> _Exercise description_
Set down each line of the material that follows, exactly, with no pictures.

> _Records_

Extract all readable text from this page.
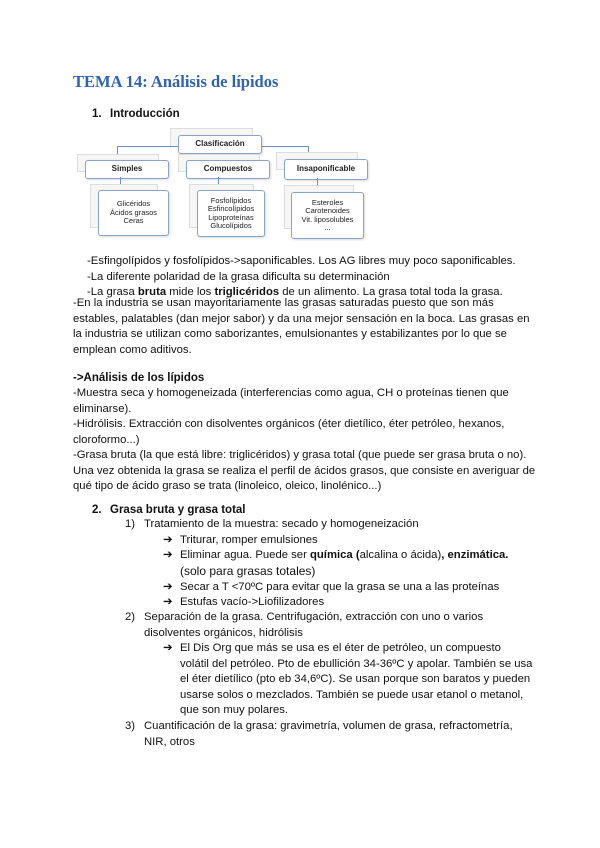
TEMA 14: Análisis de lípidos
1. Introducción
Clasificación
Simples	Compuestos	Insaponificable
Glicéridos
Ácidos grasos
Ceras
Fosfolípidos
Esfincolípidos
Lipoproteínas
Glucolípidos
Esteroles
Carotenoides
Vit. liposolubles
...
-Esfingolípidos y fosfolípidos->saponificables. Los AG libres muy poco saponificables.
-La diferente polaridad de la grasa dificulta su determinación
-La grasa bruta mide los triglicéridos de un alimento. La grasa total toda la grasa.
-En la industria se usan mayoritariamente las grasas saturadas puesto que son más
estables, palatables (dan mejor sabor) y da una mejor sensación en la boca. Las grasas en
la industria se utilizan como saborizantes, emulsionantes y estabilizantes por lo que se
emplean como aditivos.
->Análisis de los lípidos
-Muestra seca y homogeneizada (interferencias como agua, CH o proteínas tienen que
eliminarse).
-Hidrólisis. Extracción con disolventes orgánicos (éter dietílico, éter petróleo, hexanos,
cloroformo...)
-Grasa bruta (la que está libre: triglicéridos) y grasa total (que puede ser grasa bruta o no).
Una vez obtenida la grasa se realiza el perfil de ácidos grasos, que consiste en averiguar de
qué tipo de ácido graso se trata (linoleico, oleico, linolénico...)
2. Grasa bruta y grasa total
1) Tratamiento de la muestra: secado y homogeneización
➔ Triturar, romper emulsiones
➔ Eliminar agua. Puede ser química (alcalina o ácida), enzimática.
(solo para grasas totales)
➔ Secar a T <70ºC para evitar que la grasa se una a las proteínas
➔ Estufas vacío->Liofilizadores
2) Separación de la grasa. Centrifugación, extracción con uno o varios
disolventes orgánicos, hidrólisis
➔ El Dis Org que más se usa es el éter de petróleo, un compuesto
volátil del petróleo. Pto de ebullición 34-36ºC y apolar. También se usa
el éter dietílico (pto eb 34,6ºC). Se usan porque son baratos y pueden
usarse solos o mezclados. También se puede usar etanol o metanol,
que son muy polares.
3) Cuantificación de la grasa: gravimetría, volumen de grasa, refractometría,
NIR, otros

> _Exercise result_
Extract all readable text from this page.
TEMA 14: Análisis de lípidos
1. Introducción
Clasificación
Simples	Compuestos	Insaponificable
Glicéridos
Ácidos grasos
Ceras
Fosfolípidos
Esfincolípidos
Lipoproteínas
Glucolípidos
Esteroles
Carotenoides
Vit. liposolubles
...
-Esfingolípidos y fosfolípidos->saponificables. Los AG libres muy poco saponificables.
-La diferente polaridad de la grasa dificulta su determinación
-La grasa bruta mide los triglicéridos de un alimento. La grasa total toda la grasa.
-En la industria se usan mayoritariamente las grasas saturadas puesto que son más
estables, palatables (dan mejor sabor) y da una mejor sensación en la boca. Las grasas en
la industria se utilizan como saborizantes, emulsionantes y estabilizantes por lo que se
emplean como aditivos.
->Análisis de los lípidos
-Muestra seca y homogeneizada (interferencias como agua, CH o proteínas tienen que
eliminarse).
-Hidrólisis. Extracción con disolventes orgánicos (éter dietílico, éter petróleo, hexanos,
cloroformo...)
-Grasa bruta (la que está libre: triglicéridos) y grasa total (que puede ser grasa bruta o no).
Una vez obtenida la grasa se realiza el perfil de ácidos grasos, que consiste en averiguar de
qué tipo de ácido graso se trata (linoleico, oleico, linolénico...)
2. Grasa bruta y grasa total
1) Tratamiento de la muestra: secado y homogeneización
➔ Triturar, romper emulsiones
➔ Eliminar agua. Puede ser química (alcalina o ácida), enzimática.
(solo para grasas totales)
➔ Secar a T <70ºC para evitar que la grasa se una a las proteínas
➔ Estufas vacío->Liofilizadores
2) Separación de la grasa. Centrifugación, extracción con uno o varios
disolventes orgánicos, hidrólisis
➔ El Dis Org que más se usa es el éter de petróleo, un compuesto
volátil del petróleo. Pto de ebullición 34-36ºC y apolar. También se usa
el éter dietílico (pto eb 34,6ºC). Se usan porque son baratos y pueden
usarse solos o mezclados. También se puede usar etanol o metanol,
que son muy polares.
3) Cuantificación de la grasa: gravimetría, volumen de grasa, refractometría,
NIR, otros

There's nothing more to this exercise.